[start EXERCISE MATERIALS]

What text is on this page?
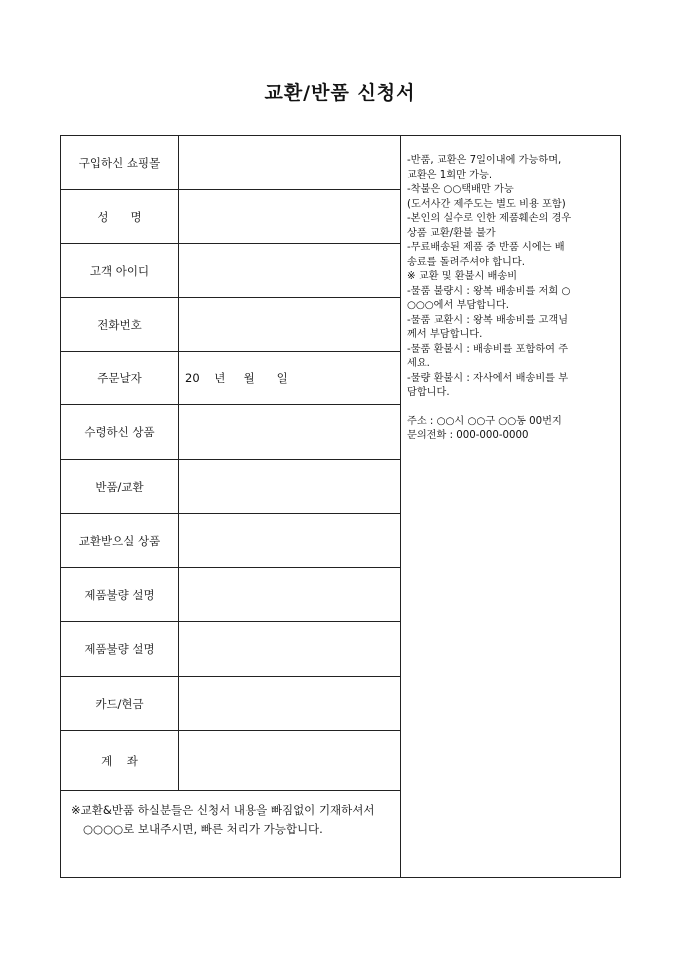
교환/반품 신청서
구입하신 쇼핑몰
성      명
고객 아이디
전화번호
주문날자	20    년     월      일
수령하신 상품
반품/교환
교환받으실 상품
제품불량 설명
제품불량 설명
카드/현금
계    좌

※교환&반품 하실분들은 신청서 내용을 빠짐없이 기재하셔서 ○○○○로 보내주시면, 빠른 처리가 가능합니다.

-반품, 교환은 7일이내에 가능하며,
교환은 1회만 가능.
-착불은 ○○택배만 가능
(도서사간 제주도는 별도 비용 포함)
-본인의 실수로 인한 제품훼손의 경우
상품 교환/환불 불가
-무료배송된 제품 중 반품 시에는 배
송료를 돌려주셔야 합니다.
※ 교환 및 환불시 배송비
-물품 불량시 : 왕복 배송비를 저희 ○
○○○에서 부담합니다.
-물품 교환시 : 왕복 배송비를 고객님
께서 부담합니다.
-물품 환불시 : 배송비를 포함하여 주
세요.
-물량 환불시 : 자사에서 배송비를 부
담합니다.
주소 : ○○시 ○○구 ○○동 00번지
문의전화 : 000-000-0000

[end EXERCISE MATERIALS]

◆ WRITTEN INSTRUCTION
Count every line of the records that holds the string "배송비를". Write only the total.

◆ FINISHED ANSWER
4